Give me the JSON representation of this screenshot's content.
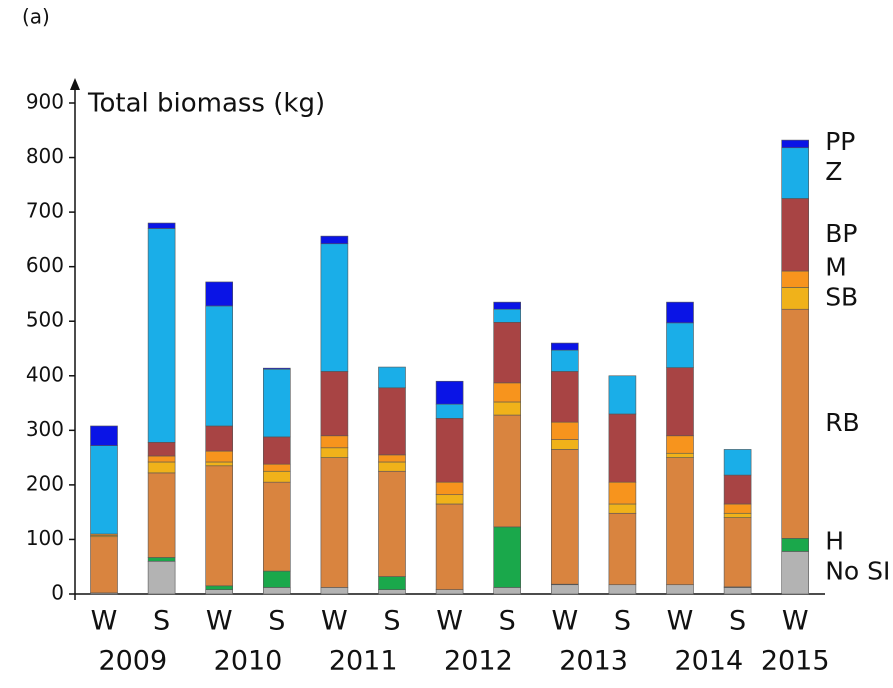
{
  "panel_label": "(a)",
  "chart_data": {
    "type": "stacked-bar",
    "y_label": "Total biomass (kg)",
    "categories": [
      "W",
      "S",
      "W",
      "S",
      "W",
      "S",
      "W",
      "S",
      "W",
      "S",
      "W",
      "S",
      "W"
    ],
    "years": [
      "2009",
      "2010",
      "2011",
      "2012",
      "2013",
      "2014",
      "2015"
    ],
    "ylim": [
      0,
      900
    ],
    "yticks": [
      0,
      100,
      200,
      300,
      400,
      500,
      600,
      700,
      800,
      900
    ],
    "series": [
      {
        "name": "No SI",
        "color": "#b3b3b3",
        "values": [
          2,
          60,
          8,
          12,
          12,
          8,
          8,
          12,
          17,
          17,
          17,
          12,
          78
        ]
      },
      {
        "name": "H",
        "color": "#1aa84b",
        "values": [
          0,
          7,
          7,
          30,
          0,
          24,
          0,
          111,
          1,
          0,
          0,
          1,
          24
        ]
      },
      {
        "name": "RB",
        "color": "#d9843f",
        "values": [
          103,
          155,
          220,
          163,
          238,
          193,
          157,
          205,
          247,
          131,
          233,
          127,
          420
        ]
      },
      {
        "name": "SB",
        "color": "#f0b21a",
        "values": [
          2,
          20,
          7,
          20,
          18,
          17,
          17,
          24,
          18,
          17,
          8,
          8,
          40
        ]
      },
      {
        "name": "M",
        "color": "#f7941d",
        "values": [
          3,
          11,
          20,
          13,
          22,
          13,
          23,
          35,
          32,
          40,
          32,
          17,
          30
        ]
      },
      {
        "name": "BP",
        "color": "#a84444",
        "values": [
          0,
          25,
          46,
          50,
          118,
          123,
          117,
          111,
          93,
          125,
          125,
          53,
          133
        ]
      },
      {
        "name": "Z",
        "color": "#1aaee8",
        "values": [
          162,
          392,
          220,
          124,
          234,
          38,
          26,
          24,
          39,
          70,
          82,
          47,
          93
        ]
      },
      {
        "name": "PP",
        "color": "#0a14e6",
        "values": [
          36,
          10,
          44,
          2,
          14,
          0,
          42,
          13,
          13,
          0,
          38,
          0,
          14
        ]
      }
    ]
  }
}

------------------------------------------------

* _Task requirements_:
Return all of the entries word for word, but omit the pictures.

* _Reply to the exercise_:
Give me the JSON representation of this screenshot's content.
{
  "panel_label": "(a)",
  "chart_data": {
    "type": "stacked-bar",
    "y_label": "Total biomass (kg)",
    "categories": [
      "W",
      "S",
      "W",
      "S",
      "W",
      "S",
      "W",
      "S",
      "W",
      "S",
      "W",
      "S",
      "W"
    ],
    "years": [
      "2009",
      "2010",
      "2011",
      "2012",
      "2013",
      "2014",
      "2015"
    ],
    "ylim": [
      0,
      900
    ],
    "yticks": [
      0,
      100,
      200,
      300,
      400,
      500,
      600,
      700,
      800,
      900
    ],
    "series": [
      {
        "name": "No SI",
        "color": "#b3b3b3",
        "values": [
          2,
          60,
          8,
          12,
          12,
          8,
          8,
          12,
          17,
          17,
          17,
          12,
          78
        ]
      },
      {
        "name": "H",
        "color": "#1aa84b",
        "values": [
          0,
          7,
          7,
          30,
          0,
          24,
          0,
          111,
          1,
          0,
          0,
          1,
          24
        ]
      },
      {
        "name": "RB",
        "color": "#d9843f",
        "values": [
          103,
          155,
          220,
          163,
          238,
          193,
          157,
          205,
          247,
          131,
          233,
          127,
          420
        ]
      },
      {
        "name": "SB",
        "color": "#f0b21a",
        "values": [
          2,
          20,
          7,
          20,
          18,
          17,
          17,
          24,
          18,
          17,
          8,
          8,
          40
        ]
      },
      {
        "name": "M",
        "color": "#f7941d",
        "values": [
          3,
          11,
          20,
          13,
          22,
          13,
          23,
          35,
          32,
          40,
          32,
          17,
          30
        ]
      },
      {
        "name": "BP",
        "color": "#a84444",
        "values": [
          0,
          25,
          46,
          50,
          118,
          123,
          117,
          111,
          93,
          125,
          125,
          53,
          133
        ]
      },
      {
        "name": "Z",
        "color": "#1aaee8",
        "values": [
          162,
          392,
          220,
          124,
          234,
          38,
          26,
          24,
          39,
          70,
          82,
          47,
          93
        ]
      },
      {
        "name": "PP",
        "color": "#0a14e6",
        "values": [
          36,
          10,
          44,
          2,
          14,
          0,
          42,
          13,
          13,
          0,
          38,
          0,
          14
        ]
      }
    ]
  }
}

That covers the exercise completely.